Task:
Write the material out again in full, exactly.
====== Entries ======
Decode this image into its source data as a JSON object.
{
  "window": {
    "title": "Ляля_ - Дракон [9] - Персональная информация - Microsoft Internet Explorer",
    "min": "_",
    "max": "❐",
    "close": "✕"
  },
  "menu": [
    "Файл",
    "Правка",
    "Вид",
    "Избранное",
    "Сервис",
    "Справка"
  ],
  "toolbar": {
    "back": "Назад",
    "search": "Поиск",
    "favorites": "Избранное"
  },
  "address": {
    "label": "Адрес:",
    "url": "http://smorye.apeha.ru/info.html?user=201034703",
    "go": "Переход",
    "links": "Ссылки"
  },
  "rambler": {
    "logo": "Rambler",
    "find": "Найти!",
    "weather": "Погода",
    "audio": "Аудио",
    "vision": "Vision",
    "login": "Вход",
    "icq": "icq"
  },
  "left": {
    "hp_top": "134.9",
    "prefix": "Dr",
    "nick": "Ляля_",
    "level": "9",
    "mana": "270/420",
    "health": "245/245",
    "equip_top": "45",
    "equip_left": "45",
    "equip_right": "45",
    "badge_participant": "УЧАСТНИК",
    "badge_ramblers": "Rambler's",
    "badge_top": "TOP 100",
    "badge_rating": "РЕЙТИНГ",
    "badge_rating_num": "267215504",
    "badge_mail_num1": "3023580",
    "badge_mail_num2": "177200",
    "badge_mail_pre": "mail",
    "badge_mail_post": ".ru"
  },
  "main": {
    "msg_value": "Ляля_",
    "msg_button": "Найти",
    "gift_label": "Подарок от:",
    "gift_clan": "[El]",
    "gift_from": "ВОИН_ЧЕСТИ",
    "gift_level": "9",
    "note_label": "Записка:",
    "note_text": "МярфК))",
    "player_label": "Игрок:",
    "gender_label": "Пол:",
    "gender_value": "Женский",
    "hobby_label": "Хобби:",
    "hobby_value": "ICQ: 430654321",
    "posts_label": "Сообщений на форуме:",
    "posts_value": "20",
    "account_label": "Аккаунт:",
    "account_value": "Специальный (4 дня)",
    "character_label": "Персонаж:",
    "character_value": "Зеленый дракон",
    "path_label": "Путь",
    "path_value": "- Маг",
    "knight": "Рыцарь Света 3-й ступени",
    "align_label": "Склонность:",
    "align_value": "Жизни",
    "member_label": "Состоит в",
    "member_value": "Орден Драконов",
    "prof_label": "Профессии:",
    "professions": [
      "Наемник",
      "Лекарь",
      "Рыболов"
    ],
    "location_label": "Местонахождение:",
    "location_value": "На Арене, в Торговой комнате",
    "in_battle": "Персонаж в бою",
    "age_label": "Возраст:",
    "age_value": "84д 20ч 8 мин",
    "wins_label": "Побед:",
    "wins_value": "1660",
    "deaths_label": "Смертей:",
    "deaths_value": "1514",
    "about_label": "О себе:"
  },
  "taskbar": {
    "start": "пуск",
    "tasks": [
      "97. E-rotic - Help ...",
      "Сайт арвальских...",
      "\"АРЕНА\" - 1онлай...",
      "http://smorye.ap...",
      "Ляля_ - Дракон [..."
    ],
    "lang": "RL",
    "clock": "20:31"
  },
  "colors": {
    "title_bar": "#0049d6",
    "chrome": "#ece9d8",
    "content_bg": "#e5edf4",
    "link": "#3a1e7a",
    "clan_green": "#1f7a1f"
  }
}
======
Written response:
Decode this image into its source data as a JSON object.
{
  "window": {
    "title": "Ляля_ - Дракон [9] - Персональная информация - Microsoft Internet Explorer",
    "min": "_",
    "max": "❐",
    "close": "✕"
  },
  "menu": [
    "Файл",
    "Правка",
    "Вид",
    "Избранное",
    "Сервис",
    "Справка"
  ],
  "toolbar": {
    "back": "Назад",
    "search": "Поиск",
    "favorites": "Избранное"
  },
  "address": {
    "label": "Адрес:",
    "url": "http://smorye.apeha.ru/info.html?user=201034703",
    "go": "Переход",
    "links": "Ссылки"
  },
  "rambler": {
    "logo": "Rambler",
    "find": "Найти!",
    "weather": "Погода",
    "audio": "Аудио",
    "vision": "Vision",
    "login": "Вход",
    "icq": "icq"
  },
  "left": {
    "hp_top": "134.9",
    "prefix": "Dr",
    "nick": "Ляля_",
    "level": "9",
    "mana": "270/420",
    "health": "245/245",
    "equip_top": "45",
    "equip_left": "45",
    "equip_right": "45",
    "badge_participant": "УЧАСТНИК",
    "badge_ramblers": "Rambler's",
    "badge_top": "TOP 100",
    "badge_rating": "РЕЙТИНГ",
    "badge_rating_num": "267215504",
    "badge_mail_num1": "3023580",
    "badge_mail_num2": "177200",
    "badge_mail_pre": "mail",
    "badge_mail_post": ".ru"
  },
  "main": {
    "msg_value": "Ляля_",
    "msg_button": "Найти",
    "gift_label": "Подарок от:",
    "gift_clan": "[El]",
    "gift_from": "ВОИН_ЧЕСТИ",
    "gift_level": "9",
    "note_label": "Записка:",
    "note_text": "МярфК))",
    "player_label": "Игрок:",
    "gender_label": "Пол:",
    "gender_value": "Женский",
    "hobby_label": "Хобби:",
    "hobby_value": "ICQ: 430654321",
    "posts_label": "Сообщений на форуме:",
    "posts_value": "20",
    "account_label": "Аккаунт:",
    "account_value": "Специальный (4 дня)",
    "character_label": "Персонаж:",
    "character_value": "Зеленый дракон",
    "path_label": "Путь",
    "path_value": "- Маг",
    "knight": "Рыцарь Света 3-й ступени",
    "align_label": "Склонность:",
    "align_value": "Жизни",
    "member_label": "Состоит в",
    "member_value": "Орден Драконов",
    "prof_label": "Профессии:",
    "professions": [
      "Наемник",
      "Лекарь",
      "Рыболов"
    ],
    "location_label": "Местонахождение:",
    "location_value": "На Арене, в Торговой комнате",
    "in_battle": "Персонаж в бою",
    "age_label": "Возраст:",
    "age_value": "84д 20ч 8 мин",
    "wins_label": "Побед:",
    "wins_value": "1660",
    "deaths_label": "Смертей:",
    "deaths_value": "1514",
    "about_label": "О себе:"
  },
  "taskbar": {
    "start": "пуск",
    "tasks": [
      "97. E-rotic - Help ...",
      "Сайт арвальских...",
      "\"АРЕНА\" - 1онлай...",
      "http://smorye.ap...",
      "Ляля_ - Дракон [..."
    ],
    "lang": "RL",
    "clock": "20:31"
  },
  "colors": {
    "title_bar": "#0049d6",
    "chrome": "#ece9d8",
    "content_bg": "#e5edf4",
    "link": "#3a1e7a",
    "clan_green": "#1f7a1f"
  }
}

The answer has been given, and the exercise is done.